## MATERIAL FOR THIS EXERCISE
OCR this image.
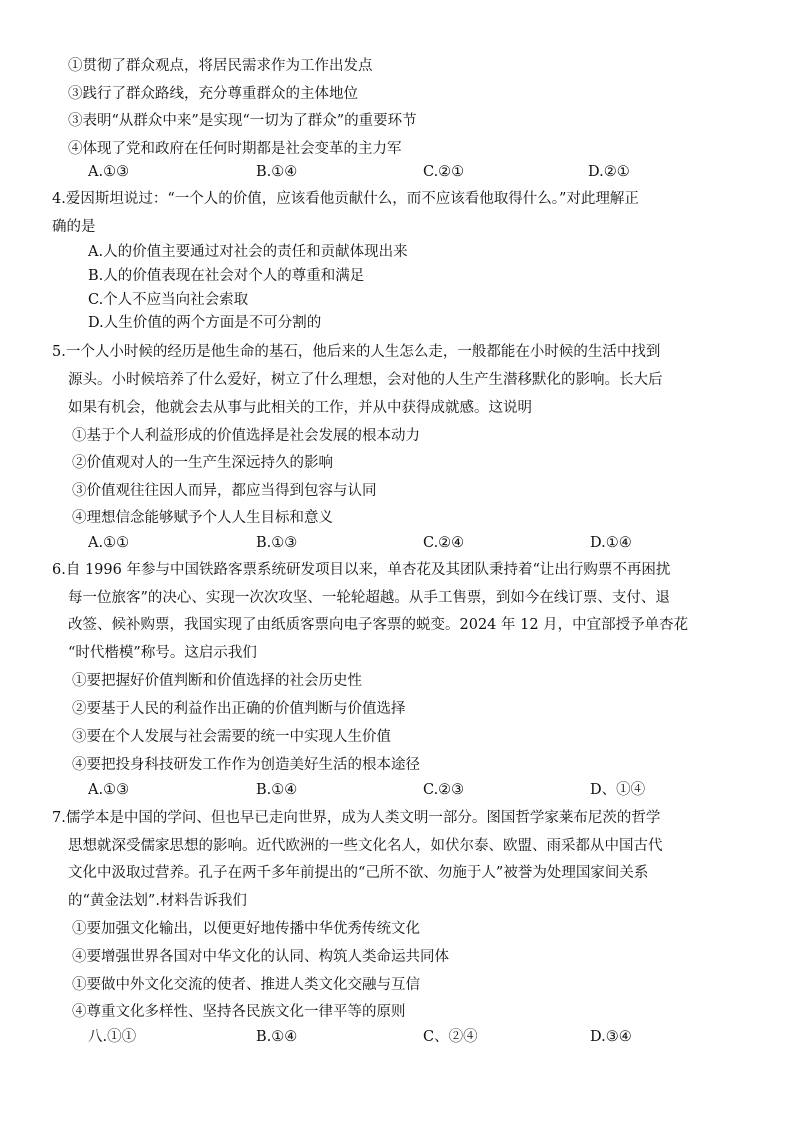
①贯彻了群众观点，将居民需求作为工作出发点
③践行了群众路线，充分尊重群众的主体地位
③表明“从群众中来”是实现“一切为了群众”的重要环节
④体现了党和政府在任何时期都是社会变革的主力军
A.①③	B.①④	C.②①	D.②①
4.爱因斯坦说过：“一个人的价值，应该看他贡献什么，而不应该看他取得什么。”对此理解正
确的是
A.人的价值主要通过对社会的责任和贡献体现出来
B.人的价值表现在社会对个人的尊重和满足
C.个人不应当向社会索取
D.人生价值的两个方面是不可分割的
5.一个人小时候的经历是他生命的基石，他后来的人生怎么走，一般都能在小时候的生活中找到
源头。小时候培养了什么爱好，树立了什么理想，会对他的人生产生潜移默化的影响。长大后
如果有机会，他就会去从事与此相关的工作，并从中获得成就感。这说明
①基于个人利益形成的价值选择是社会发展的根本动力
②价值观对人的一生产生深远持久的影响
③价值观往往因人而异，都应当得到包容与认同
④理想信念能够赋予个人人生目标和意义
A.①①	B.①③	C.②④	D.①④
6.自 1996 年参与中国铁路客票系统研发项目以来，单杏花及其团队秉持着“让出行购票不再困扰
每一位旅客”的决心、实现一次次攻坚、一轮轮超越。从手工售票，到如今在线订票、支付、退
改签、候补购票，我国实现了由纸质客票向电子客票的蜕变。2024 年 12 月，中宜部授予单杏花
“时代楷模”称号。这启示我们
①要把握好价值判断和价值选择的社会历史性
②要基于人民的利益作出正确的价值判断与价值选择
③要在个人发展与社会需要的统一中实现人生价值
④要把投身科技研发工作作为创造美好生活的根本途径
A.①③	B.①④	C.②③	D、①④
7.儒学本是中国的学问、但也早已走向世界，成为人类文明一部分。图国哲学家莱布尼茨的哲学
思想就深受儒家思想的影响。近代欧洲的一些文化名人，如伏尔泰、欧盟、雨采都从中国古代
文化中汲取过营养。孔子在两千多年前提出的“己所不欲、勿施于人”被誉为处理国家间关系
的“黄金法划”.材料告诉我们
①要加强文化输出，以便更好地传播中华优秀传统文化
④要增强世界各国对中华文化的认同、构筑人类命运共同体
①要做中外文化交流的使者、推进人类文化交融与互信
④尊重文化多样性、坚持各民族文化一律平等的原则
八.①①	B.①④	C、②④	D.③④
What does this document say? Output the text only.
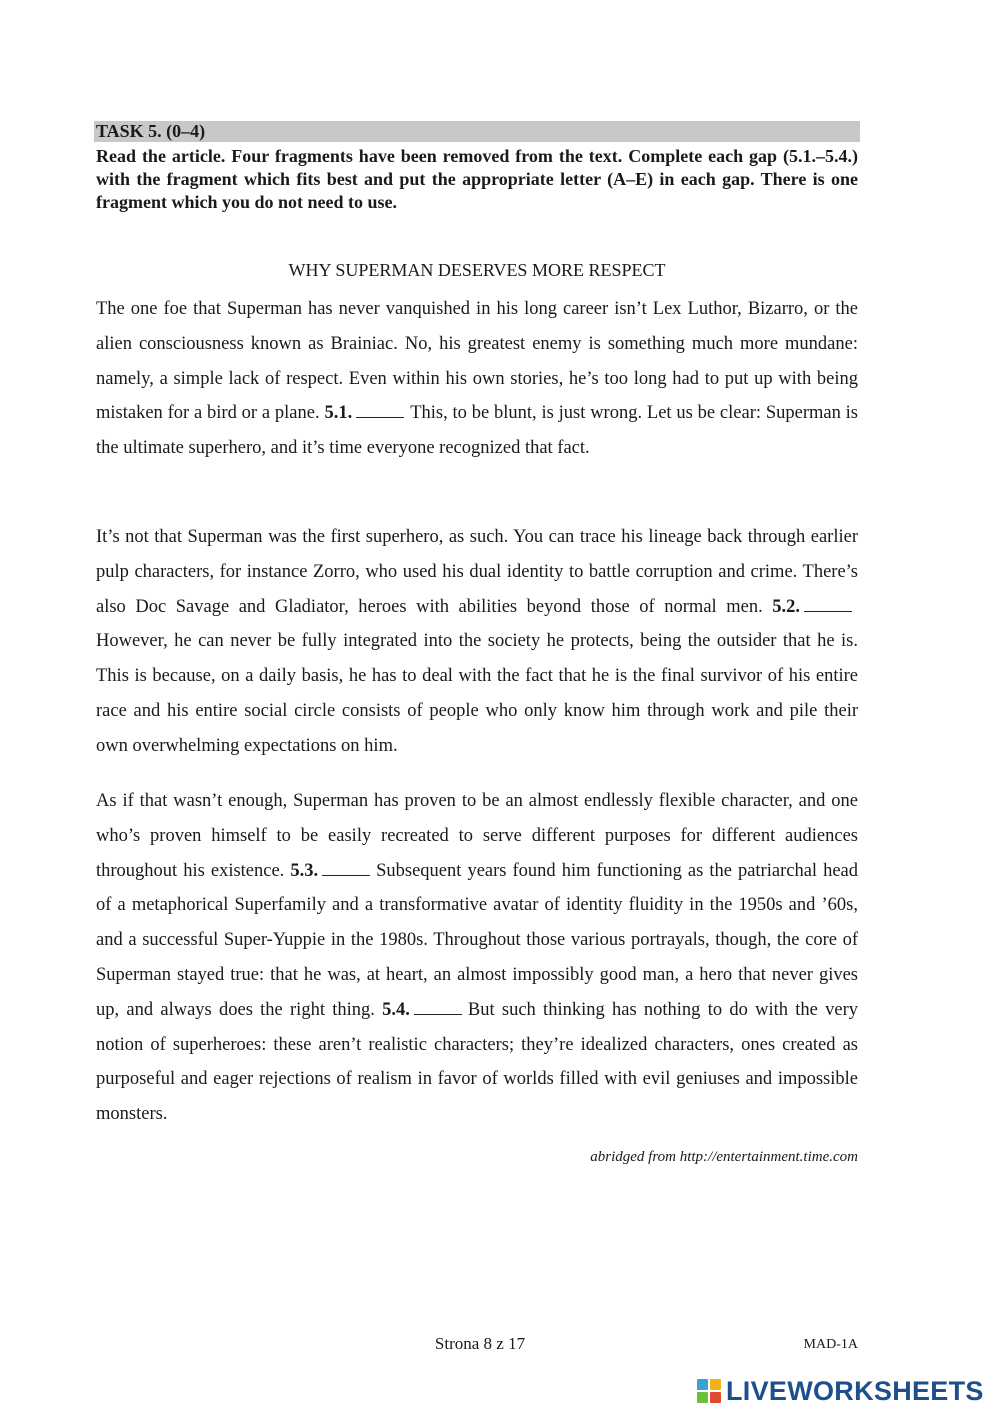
TASK 5. (0–4)
Read the article. Four fragments have been removed from the text. Complete each gap (5.1.–5.4.) with the fragment which fits best and put the appropriate letter (A–E) in each gap. There is one fragment which you do not need to use.
WHY SUPERMAN DESERVES MORE RESPECT

The one foe that Superman has never vanquished in his long career isn’t Lex Luthor, Bizarro, or the alien consciousness known as Brainiac. No, his greatest enemy is something much more mundane: namely, a simple lack of respect. Even within his own stories, he’s too long had to put up with being mistaken for a bird or a plane. 5.1.	This, to be blunt, is just wrong. Let us be clear: Superman is the ultimate superhero, and it’s time everyone recognized that fact.

It’s not that Superman was the first superhero, as such. You can trace his lineage back through earlier pulp characters, for instance Zorro, who used his dual identity to battle corruption and crime. There’s also Doc Savage and Gladiator, heroes with abilities beyond those of normal men. 5.2.However, he can never be fully integrated into the society he protects, being the outsider that he is. This is because, on a daily basis, he has to deal with the fact that he is the final survivor of his entire race and his entire social circle consists of people who only know him through work and pile their own overwhelming expectations on him.

As if that wasn’t enough, Superman has proven to be an almost endlessly flexible character, and one who’s proven himself to be easily recreated to serve different purposes for different audiences throughout his existence. 5.3.	Subsequent years found him functioning as the patriarchal head of a metaphorical Superfamily and a transformative avatar of identity fluidity in the 1950s and ’60s, and a successful Super-Yuppie in the 1980s. Throughout those various portrayals, though, the core of Superman stayed true: that he was, at heart, an almost impossibly good man, a hero that never gives up, and always does the right thing. 5.4.	But such thinking has nothing to do with the very notion of superheroes: these aren’t realistic characters; they’re idealized characters, ones created as purposeful and eager rejections of realism in favor of worlds filled with evil geniuses and impossible monsters.

abridged from http://entertainment.time.com
Strona 8 z 17	MAD-1A
LIVEWORKSHEETS
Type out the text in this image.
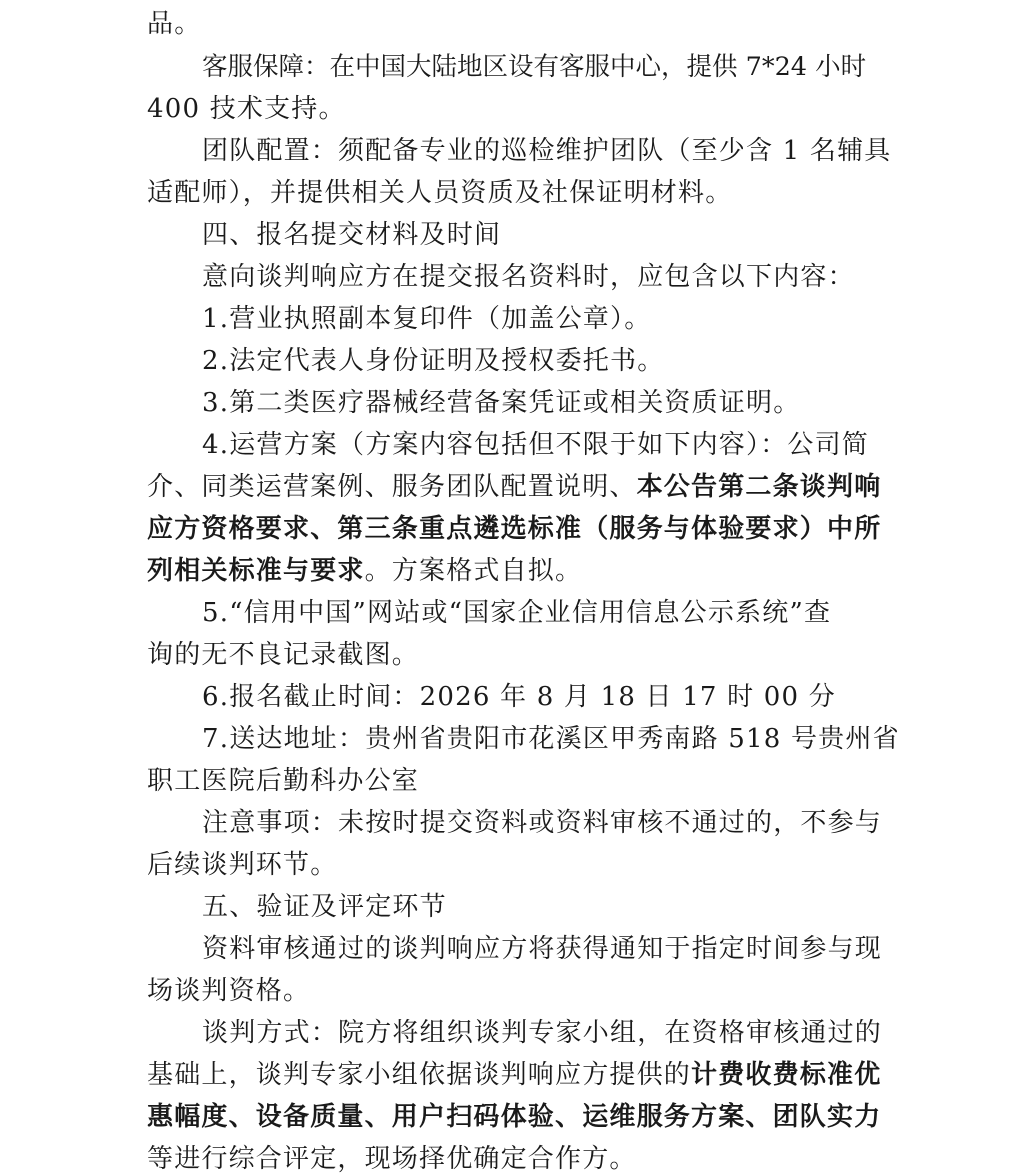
品。
客服保障：在中国大陆地区设有客服中心，提供 7*24 小时
400 技术支持。
团队配置：须配备专业的巡检维护团队（至少含 1 名辅具
适配师），并提供相关人员资质及社保证明材料。
四、报名提交材料及时间
意向谈判响应方在提交报名资料时，应包含以下内容：
1.营业执照副本复印件（加盖公章）。
2.法定代表人身份证明及授权委托书。
3.第二类医疗器械经营备案凭证或相关资质证明。
4.运营方案（方案内容包括但不限于如下内容）：公司简
介、同类运营案例、服务团队配置说明、本公告第二条谈判响
应方资格要求、第三条重点遴选标准（服务与体验要求）中所
列相关标准与要求。方案格式自拟。
5.“信用中国”网站或“国家企业信用信息公示系统”查
询的无不良记录截图。
6.报名截止时间：2026 年 8 月 18 日 17 时 00 分
7.送达地址：贵州省贵阳市花溪区甲秀南路 518 号贵州省
职工医院后勤科办公室
注意事项：未按时提交资料或资料审核不通过的，不参与
后续谈判环节。
五、验证及评定环节
资料审核通过的谈判响应方将获得通知于指定时间参与现
场谈判资格。
谈判方式：院方将组织谈判专家小组，在资格审核通过的
基础上，谈判专家小组依据谈判响应方提供的计费收费标准优
惠幅度、设备质量、用户扫码体验、运维服务方案、团队实力
等进行综合评定，现场择优确定合作方。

## WHAT YOU WILL DO
Each entry gets copied exactly; the pictures stay out.

## WRITTEN ANSWER
OCR this image.
①贯彻了群众观点，将居民需求作为工作出发点
③践行了群众路线，充分尊重群众的主体地位
③表明“从群众中来”是实现“一切为了群众”的重要环节
④体现了党和政府在任何时期都是社会变革的主力军
A.①③	B.①④	C.②①	D.②①
4.爱因斯坦说过：“一个人的价值，应该看他贡献什么，而不应该看他取得什么。”对此理解正
确的是
A.人的价值主要通过对社会的责任和贡献体现出来
B.人的价值表现在社会对个人的尊重和满足
C.个人不应当向社会索取
D.人生价值的两个方面是不可分割的
5.一个人小时候的经历是他生命的基石，他后来的人生怎么走，一般都能在小时候的生活中找到
源头。小时候培养了什么爱好，树立了什么理想，会对他的人生产生潜移默化的影响。长大后
如果有机会，他就会去从事与此相关的工作，并从中获得成就感。这说明
①基于个人利益形成的价值选择是社会发展的根本动力
②价值观对人的一生产生深远持久的影响
③价值观往往因人而异，都应当得到包容与认同
④理想信念能够赋予个人人生目标和意义
A.①①	B.①③	C.②④	D.①④
6.自 1996 年参与中国铁路客票系统研发项目以来，单杏花及其团队秉持着“让出行购票不再困扰
每一位旅客”的决心、实现一次次攻坚、一轮轮超越。从手工售票，到如今在线订票、支付、退
改签、候补购票，我国实现了由纸质客票向电子客票的蜕变。2024 年 12 月，中宜部授予单杏花
“时代楷模”称号。这启示我们
①要把握好价值判断和价值选择的社会历史性
②要基于人民的利益作出正确的价值判断与价值选择
③要在个人发展与社会需要的统一中实现人生价值
④要把投身科技研发工作作为创造美好生活的根本途径
A.①③	B.①④	C.②③	D、①④
7.儒学本是中国的学问、但也早已走向世界，成为人类文明一部分。图国哲学家莱布尼茨的哲学
思想就深受儒家思想的影响。近代欧洲的一些文化名人，如伏尔泰、欧盟、雨采都从中国古代
文化中汲取过营养。孔子在两千多年前提出的“己所不欲、勿施于人”被誉为处理国家间关系
的“黄金法划”.材料告诉我们
①要加强文化输出，以便更好地传播中华优秀传统文化
④要增强世界各国对中华文化的认同、构筑人类命运共同体
①要做中外文化交流的使者、推进人类文化交融与互信
④尊重文化多样性、坚持各民族文化一律平等的原则
八.①①	B.①④	C、②④	D.③④
What does this document say? Output the text only.
TASK 5. (0–4)
Read the article. Four fragments have been removed from the text. Complete each gap (5.1.–5.4.) with the fragment which fits best and put the appropriate letter (A–E) in each gap. There is one fragment which you do not need to use.
WHY SUPERMAN DESERVES MORE RESPECT

The one foe that Superman has never vanquished in his long career isn’t Lex Luthor, Bizarro, or the alien consciousness known as Brainiac. No, his greatest enemy is something much more mundane: namely, a simple lack of respect. Even within his own stories, he’s too long had to put up with being mistaken for a bird or a plane. 5.1.	This, to be blunt, is just wrong. Let us be clear: Superman is the ultimate superhero, and it’s time everyone recognized that fact.

It’s not that Superman was the first superhero, as such. You can trace his lineage back through earlier pulp characters, for instance Zorro, who used his dual identity to battle corruption and crime. There’s also Doc Savage and Gladiator, heroes with abilities beyond those of normal men. 5.2.However, he can never be fully integrated into the society he protects, being the outsider that he is. This is because, on a daily basis, he has to deal with the fact that he is the final survivor of his entire race and his entire social circle consists of people who only know him through work and pile their own overwhelming expectations on him.

As if that wasn’t enough, Superman has proven to be an almost endlessly flexible character, and one who’s proven himself to be easily recreated to serve different purposes for different audiences throughout his existence. 5.3.	Subsequent years found him functioning as the patriarchal head of a metaphorical Superfamily and a transformative avatar of identity fluidity in the 1950s and ’60s, and a successful Super-Yuppie in the 1980s. Throughout those various portrayals, though, the core of Superman stayed true: that he was, at heart, an almost impossibly good man, a hero that never gives up, and always does the right thing. 5.4.	But such thinking has nothing to do with the very notion of superheroes: these aren’t realistic characters; they’re idealized characters, ones created as purposeful and eager rejections of realism in favor of worlds filled with evil geniuses and impossible monsters.

abridged from http://entertainment.time.com
Strona 8 z 17	MAD-1A
LIVEWORKSHEETS
Type out the text in this image.
品。
客服保障：在中国大陆地区设有客服中心，提供 7*24 小时
400 技术支持。
团队配置：须配备专业的巡检维护团队（至少含 1 名辅具
适配师），并提供相关人员资质及社保证明材料。
四、报名提交材料及时间
意向谈判响应方在提交报名资料时，应包含以下内容：
1.营业执照副本复印件（加盖公章）。
2.法定代表人身份证明及授权委托书。
3.第二类医疗器械经营备案凭证或相关资质证明。
4.运营方案（方案内容包括但不限于如下内容）：公司简
介、同类运营案例、服务团队配置说明、本公告第二条谈判响
应方资格要求、第三条重点遴选标准（服务与体验要求）中所
列相关标准与要求。方案格式自拟。
5.“信用中国”网站或“国家企业信用信息公示系统”查
询的无不良记录截图。
6.报名截止时间：2026 年 8 月 18 日 17 时 00 分
7.送达地址：贵州省贵阳市花溪区甲秀南路 518 号贵州省
职工医院后勤科办公室
注意事项：未按时提交资料或资料审核不通过的，不参与
后续谈判环节。
五、验证及评定环节
资料审核通过的谈判响应方将获得通知于指定时间参与现
场谈判资格。
谈判方式：院方将组织谈判专家小组，在资格审核通过的
基础上，谈判专家小组依据谈判响应方提供的计费收费标准优
惠幅度、设备质量、用户扫码体验、运维服务方案、团队实力
等进行综合评定，现场择优确定合作方。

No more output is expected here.